§ **DATA TO PROCESS**:
[Start]

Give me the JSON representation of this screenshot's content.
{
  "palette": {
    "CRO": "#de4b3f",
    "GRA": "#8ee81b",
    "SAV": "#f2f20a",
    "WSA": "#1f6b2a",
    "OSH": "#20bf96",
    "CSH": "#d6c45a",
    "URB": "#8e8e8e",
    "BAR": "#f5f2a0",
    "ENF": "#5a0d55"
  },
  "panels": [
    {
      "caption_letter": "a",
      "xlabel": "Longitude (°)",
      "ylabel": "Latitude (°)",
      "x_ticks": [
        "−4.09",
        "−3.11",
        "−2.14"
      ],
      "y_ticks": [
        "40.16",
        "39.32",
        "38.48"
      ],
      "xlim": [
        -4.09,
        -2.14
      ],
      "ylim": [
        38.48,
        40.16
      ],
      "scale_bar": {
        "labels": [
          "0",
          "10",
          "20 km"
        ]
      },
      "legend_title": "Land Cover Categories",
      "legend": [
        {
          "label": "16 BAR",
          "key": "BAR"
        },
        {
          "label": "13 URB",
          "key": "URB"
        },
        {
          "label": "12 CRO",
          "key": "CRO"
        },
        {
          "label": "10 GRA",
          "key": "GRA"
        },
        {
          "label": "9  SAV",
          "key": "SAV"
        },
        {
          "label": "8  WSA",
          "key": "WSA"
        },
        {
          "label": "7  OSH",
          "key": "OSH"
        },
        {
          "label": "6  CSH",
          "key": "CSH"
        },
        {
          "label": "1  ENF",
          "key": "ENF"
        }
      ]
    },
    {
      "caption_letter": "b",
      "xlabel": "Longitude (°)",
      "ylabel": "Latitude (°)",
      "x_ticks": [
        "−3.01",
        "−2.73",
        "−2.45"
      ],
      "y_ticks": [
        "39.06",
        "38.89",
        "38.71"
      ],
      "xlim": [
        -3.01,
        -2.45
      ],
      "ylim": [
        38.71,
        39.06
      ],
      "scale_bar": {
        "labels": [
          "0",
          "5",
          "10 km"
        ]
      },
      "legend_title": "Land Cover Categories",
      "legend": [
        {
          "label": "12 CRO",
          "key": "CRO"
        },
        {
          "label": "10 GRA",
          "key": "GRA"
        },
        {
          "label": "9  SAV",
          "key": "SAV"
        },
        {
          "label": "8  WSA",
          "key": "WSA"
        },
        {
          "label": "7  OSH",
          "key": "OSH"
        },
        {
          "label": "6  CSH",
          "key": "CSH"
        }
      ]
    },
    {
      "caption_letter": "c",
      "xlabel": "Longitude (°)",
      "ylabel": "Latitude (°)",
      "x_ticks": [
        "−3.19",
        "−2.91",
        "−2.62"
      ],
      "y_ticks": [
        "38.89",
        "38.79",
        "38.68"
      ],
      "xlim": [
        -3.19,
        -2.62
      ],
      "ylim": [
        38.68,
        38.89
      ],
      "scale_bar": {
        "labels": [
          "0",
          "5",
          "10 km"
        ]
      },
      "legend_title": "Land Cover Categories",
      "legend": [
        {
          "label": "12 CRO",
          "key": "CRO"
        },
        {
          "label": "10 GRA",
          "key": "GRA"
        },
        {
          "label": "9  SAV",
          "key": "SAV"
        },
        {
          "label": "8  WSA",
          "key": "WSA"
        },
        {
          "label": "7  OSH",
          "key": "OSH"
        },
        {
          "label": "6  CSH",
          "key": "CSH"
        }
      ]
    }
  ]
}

[End]

§ **REQUIRED TASK**: Every line above should be printed again exactly as it stands.

§ **CORRECT RESULT**:
Give me the JSON representation of this screenshot's content.
{
  "palette": {
    "CRO": "#de4b3f",
    "GRA": "#8ee81b",
    "SAV": "#f2f20a",
    "WSA": "#1f6b2a",
    "OSH": "#20bf96",
    "CSH": "#d6c45a",
    "URB": "#8e8e8e",
    "BAR": "#f5f2a0",
    "ENF": "#5a0d55"
  },
  "panels": [
    {
      "caption_letter": "a",
      "xlabel": "Longitude (°)",
      "ylabel": "Latitude (°)",
      "x_ticks": [
        "−4.09",
        "−3.11",
        "−2.14"
      ],
      "y_ticks": [
        "40.16",
        "39.32",
        "38.48"
      ],
      "xlim": [
        -4.09,
        -2.14
      ],
      "ylim": [
        38.48,
        40.16
      ],
      "scale_bar": {
        "labels": [
          "0",
          "10",
          "20 km"
        ]
      },
      "legend_title": "Land Cover Categories",
      "legend": [
        {
          "label": "16 BAR",
          "key": "BAR"
        },
        {
          "label": "13 URB",
          "key": "URB"
        },
        {
          "label": "12 CRO",
          "key": "CRO"
        },
        {
          "label": "10 GRA",
          "key": "GRA"
        },
        {
          "label": "9  SAV",
          "key": "SAV"
        },
        {
          "label": "8  WSA",
          "key": "WSA"
        },
        {
          "label": "7  OSH",
          "key": "OSH"
        },
        {
          "label": "6  CSH",
          "key": "CSH"
        },
        {
          "label": "1  ENF",
          "key": "ENF"
        }
      ]
    },
    {
      "caption_letter": "b",
      "xlabel": "Longitude (°)",
      "ylabel": "Latitude (°)",
      "x_ticks": [
        "−3.01",
        "−2.73",
        "−2.45"
      ],
      "y_ticks": [
        "39.06",
        "38.89",
        "38.71"
      ],
      "xlim": [
        -3.01,
        -2.45
      ],
      "ylim": [
        38.71,
        39.06
      ],
      "scale_bar": {
        "labels": [
          "0",
          "5",
          "10 km"
        ]
      },
      "legend_title": "Land Cover Categories",
      "legend": [
        {
          "label": "12 CRO",
          "key": "CRO"
        },
        {
          "label": "10 GRA",
          "key": "GRA"
        },
        {
          "label": "9  SAV",
          "key": "SAV"
        },
        {
          "label": "8  WSA",
          "key": "WSA"
        },
        {
          "label": "7  OSH",
          "key": "OSH"
        },
        {
          "label": "6  CSH",
          "key": "CSH"
        }
      ]
    },
    {
      "caption_letter": "c",
      "xlabel": "Longitude (°)",
      "ylabel": "Latitude (°)",
      "x_ticks": [
        "−3.19",
        "−2.91",
        "−2.62"
      ],
      "y_ticks": [
        "38.89",
        "38.79",
        "38.68"
      ],
      "xlim": [
        -3.19,
        -2.62
      ],
      "ylim": [
        38.68,
        38.89
      ],
      "scale_bar": {
        "labels": [
          "0",
          "5",
          "10 km"
        ]
      },
      "legend_title": "Land Cover Categories",
      "legend": [
        {
          "label": "12 CRO",
          "key": "CRO"
        },
        {
          "label": "10 GRA",
          "key": "GRA"
        },
        {
          "label": "9  SAV",
          "key": "SAV"
        },
        {
          "label": "8  WSA",
          "key": "WSA"
        },
        {
          "label": "7  OSH",
          "key": "OSH"
        },
        {
          "label": "6  CSH",
          "key": "CSH"
        }
      ]
    }
  ]
}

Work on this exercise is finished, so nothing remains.